▶ TASK TO COMPLETE
Reproduce the lines of the listing verbatim, starting at its first line and ending at the line containing "data-point <box>149 51 155 56</box>", with both of those lines included.

Layout region listing:
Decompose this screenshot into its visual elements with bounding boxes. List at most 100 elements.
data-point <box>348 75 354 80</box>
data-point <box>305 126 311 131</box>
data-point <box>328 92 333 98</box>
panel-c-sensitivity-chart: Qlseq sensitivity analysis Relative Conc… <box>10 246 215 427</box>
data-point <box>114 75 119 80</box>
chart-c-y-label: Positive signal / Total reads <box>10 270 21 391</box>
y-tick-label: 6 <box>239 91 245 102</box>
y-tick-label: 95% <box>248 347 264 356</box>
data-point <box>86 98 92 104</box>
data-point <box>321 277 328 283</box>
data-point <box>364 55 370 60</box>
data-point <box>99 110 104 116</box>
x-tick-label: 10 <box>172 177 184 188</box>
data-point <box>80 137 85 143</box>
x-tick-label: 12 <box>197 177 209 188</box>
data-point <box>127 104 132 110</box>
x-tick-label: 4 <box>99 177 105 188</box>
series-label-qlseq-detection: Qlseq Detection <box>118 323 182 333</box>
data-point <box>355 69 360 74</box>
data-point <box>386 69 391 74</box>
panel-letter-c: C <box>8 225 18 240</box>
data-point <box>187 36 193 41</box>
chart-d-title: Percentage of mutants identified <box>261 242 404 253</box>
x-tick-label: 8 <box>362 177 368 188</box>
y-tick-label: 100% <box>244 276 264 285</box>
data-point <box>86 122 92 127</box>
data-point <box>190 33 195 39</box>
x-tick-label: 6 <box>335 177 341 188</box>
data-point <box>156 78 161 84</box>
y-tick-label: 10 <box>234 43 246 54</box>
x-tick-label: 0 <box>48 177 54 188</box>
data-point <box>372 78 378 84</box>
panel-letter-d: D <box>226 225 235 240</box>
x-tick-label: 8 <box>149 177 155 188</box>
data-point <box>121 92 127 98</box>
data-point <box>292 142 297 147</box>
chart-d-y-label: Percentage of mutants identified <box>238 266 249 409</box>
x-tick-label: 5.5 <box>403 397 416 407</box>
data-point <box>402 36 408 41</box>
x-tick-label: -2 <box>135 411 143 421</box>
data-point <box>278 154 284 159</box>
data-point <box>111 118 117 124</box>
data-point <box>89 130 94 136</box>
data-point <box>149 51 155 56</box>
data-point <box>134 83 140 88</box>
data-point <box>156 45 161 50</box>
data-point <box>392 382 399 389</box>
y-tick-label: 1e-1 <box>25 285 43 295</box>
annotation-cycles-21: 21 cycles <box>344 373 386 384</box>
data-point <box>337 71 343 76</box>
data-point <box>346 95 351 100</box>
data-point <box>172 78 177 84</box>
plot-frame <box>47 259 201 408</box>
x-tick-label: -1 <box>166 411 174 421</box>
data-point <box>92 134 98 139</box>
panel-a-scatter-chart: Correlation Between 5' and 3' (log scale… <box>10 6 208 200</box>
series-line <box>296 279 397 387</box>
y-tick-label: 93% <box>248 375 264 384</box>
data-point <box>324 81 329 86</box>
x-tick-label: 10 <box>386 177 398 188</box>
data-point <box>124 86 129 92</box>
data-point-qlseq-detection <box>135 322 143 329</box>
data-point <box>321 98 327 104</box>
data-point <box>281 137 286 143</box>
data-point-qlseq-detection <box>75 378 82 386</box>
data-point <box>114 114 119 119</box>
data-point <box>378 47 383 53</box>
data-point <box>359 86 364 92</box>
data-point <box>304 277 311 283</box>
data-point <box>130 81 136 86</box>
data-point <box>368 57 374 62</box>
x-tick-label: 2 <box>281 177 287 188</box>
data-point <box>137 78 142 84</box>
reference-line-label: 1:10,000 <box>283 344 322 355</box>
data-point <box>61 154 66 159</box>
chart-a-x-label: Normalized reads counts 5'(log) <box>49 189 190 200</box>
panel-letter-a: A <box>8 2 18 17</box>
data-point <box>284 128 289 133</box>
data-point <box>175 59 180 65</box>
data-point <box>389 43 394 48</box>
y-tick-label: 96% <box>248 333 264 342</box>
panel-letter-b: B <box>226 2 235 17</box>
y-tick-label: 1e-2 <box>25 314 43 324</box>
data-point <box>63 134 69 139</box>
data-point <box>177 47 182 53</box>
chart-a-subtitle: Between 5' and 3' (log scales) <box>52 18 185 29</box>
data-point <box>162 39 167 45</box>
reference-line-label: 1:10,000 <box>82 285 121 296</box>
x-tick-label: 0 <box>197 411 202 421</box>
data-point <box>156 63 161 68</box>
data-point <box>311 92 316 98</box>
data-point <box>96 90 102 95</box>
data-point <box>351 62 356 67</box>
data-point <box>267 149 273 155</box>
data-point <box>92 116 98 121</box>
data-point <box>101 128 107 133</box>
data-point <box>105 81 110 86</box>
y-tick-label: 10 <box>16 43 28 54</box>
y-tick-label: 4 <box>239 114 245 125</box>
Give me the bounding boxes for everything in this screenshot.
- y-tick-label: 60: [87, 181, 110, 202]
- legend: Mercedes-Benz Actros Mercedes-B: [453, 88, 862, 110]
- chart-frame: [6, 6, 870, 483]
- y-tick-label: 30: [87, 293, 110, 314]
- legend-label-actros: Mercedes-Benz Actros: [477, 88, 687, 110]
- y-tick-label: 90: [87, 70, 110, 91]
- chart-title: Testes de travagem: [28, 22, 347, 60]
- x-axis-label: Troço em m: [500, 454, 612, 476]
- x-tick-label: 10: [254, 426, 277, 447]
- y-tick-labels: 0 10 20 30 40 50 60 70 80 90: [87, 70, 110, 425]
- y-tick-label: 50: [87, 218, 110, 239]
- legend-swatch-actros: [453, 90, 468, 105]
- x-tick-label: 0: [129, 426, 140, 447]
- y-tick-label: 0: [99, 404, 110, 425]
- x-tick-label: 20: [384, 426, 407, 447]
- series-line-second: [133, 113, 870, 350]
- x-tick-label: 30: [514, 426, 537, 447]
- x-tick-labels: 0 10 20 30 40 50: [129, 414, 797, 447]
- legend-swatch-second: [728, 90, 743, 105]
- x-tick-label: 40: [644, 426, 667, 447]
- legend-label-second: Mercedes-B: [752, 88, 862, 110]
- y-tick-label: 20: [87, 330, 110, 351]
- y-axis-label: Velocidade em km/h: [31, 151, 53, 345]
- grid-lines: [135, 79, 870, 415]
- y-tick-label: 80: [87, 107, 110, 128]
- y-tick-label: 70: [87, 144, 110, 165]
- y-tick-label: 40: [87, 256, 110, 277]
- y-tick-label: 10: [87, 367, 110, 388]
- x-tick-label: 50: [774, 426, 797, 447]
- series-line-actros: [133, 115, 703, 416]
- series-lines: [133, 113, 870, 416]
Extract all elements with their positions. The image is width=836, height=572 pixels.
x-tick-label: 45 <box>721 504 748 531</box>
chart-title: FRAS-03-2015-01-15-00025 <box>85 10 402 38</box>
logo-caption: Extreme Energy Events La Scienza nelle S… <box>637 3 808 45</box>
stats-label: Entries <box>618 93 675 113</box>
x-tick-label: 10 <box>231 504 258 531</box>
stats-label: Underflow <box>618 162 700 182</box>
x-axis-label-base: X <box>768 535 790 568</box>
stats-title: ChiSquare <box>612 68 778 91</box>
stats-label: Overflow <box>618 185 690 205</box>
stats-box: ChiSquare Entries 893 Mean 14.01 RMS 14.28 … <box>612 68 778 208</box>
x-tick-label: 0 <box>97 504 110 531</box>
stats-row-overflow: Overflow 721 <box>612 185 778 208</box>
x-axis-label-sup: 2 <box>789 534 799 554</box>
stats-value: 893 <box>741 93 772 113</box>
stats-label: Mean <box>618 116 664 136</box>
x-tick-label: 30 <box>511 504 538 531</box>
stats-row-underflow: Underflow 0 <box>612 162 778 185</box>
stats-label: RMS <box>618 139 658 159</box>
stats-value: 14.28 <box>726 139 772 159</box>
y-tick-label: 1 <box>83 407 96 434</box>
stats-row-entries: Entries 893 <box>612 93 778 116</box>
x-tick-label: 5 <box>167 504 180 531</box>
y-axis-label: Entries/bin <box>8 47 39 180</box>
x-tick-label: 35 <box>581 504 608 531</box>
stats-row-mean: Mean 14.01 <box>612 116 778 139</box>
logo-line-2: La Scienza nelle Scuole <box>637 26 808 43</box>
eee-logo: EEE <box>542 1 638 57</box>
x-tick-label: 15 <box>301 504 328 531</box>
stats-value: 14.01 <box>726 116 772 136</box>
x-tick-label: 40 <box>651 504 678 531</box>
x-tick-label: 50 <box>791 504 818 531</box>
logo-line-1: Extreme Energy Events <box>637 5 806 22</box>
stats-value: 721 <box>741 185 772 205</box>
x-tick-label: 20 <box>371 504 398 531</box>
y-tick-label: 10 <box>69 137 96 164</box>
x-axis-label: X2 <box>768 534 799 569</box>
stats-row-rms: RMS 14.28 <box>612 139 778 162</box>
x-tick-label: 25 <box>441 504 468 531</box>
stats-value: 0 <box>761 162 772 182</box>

▶ TASK SOLUTION
Decompose this screenshot into its visual elements with bounding boxes. List at most 100 elements.
data-point <box>348 75 354 80</box>
data-point <box>305 126 311 131</box>
data-point <box>328 92 333 98</box>
panel-c-sensitivity-chart: Qlseq sensitivity analysis Relative Conc… <box>10 246 215 427</box>
data-point <box>114 75 119 80</box>
chart-c-y-label: Positive signal / Total reads <box>10 270 21 391</box>
y-tick-label: 6 <box>239 91 245 102</box>
y-tick-label: 95% <box>248 347 264 356</box>
data-point <box>86 98 92 104</box>
data-point <box>321 277 328 283</box>
data-point <box>364 55 370 60</box>
data-point <box>99 110 104 116</box>
x-tick-label: 10 <box>172 177 184 188</box>
data-point <box>80 137 85 143</box>
x-tick-label: 12 <box>197 177 209 188</box>
data-point <box>127 104 132 110</box>
x-tick-label: 4 <box>99 177 105 188</box>
series-label-qlseq-detection: Qlseq Detection <box>118 323 182 333</box>
data-point <box>355 69 360 74</box>
data-point <box>386 69 391 74</box>
panel-letter-c: C <box>8 225 18 240</box>
data-point <box>187 36 193 41</box>
chart-d-title: Percentage of mutants identified <box>261 242 404 253</box>
x-tick-label: 8 <box>362 177 368 188</box>
y-tick-label: 100% <box>244 276 264 285</box>
data-point <box>86 122 92 127</box>
data-point <box>190 33 195 39</box>
x-tick-label: 6 <box>335 177 341 188</box>
data-point <box>156 78 161 84</box>
y-tick-label: 10 <box>234 43 246 54</box>
x-tick-label: 0 <box>48 177 54 188</box>
data-point <box>372 78 378 84</box>
panel-letter-d: D <box>226 225 235 240</box>
x-tick-label: 8 <box>149 177 155 188</box>
data-point <box>121 92 127 98</box>
data-point <box>292 142 297 147</box>
chart-d-y-label: Percentage of mutants identified <box>238 266 249 409</box>
x-tick-label: 5.5 <box>403 397 416 407</box>
data-point <box>402 36 408 41</box>
x-tick-label: -2 <box>135 411 143 421</box>
data-point <box>278 154 284 159</box>
data-point <box>111 118 117 124</box>
data-point <box>89 130 94 136</box>
data-point <box>149 51 155 56</box>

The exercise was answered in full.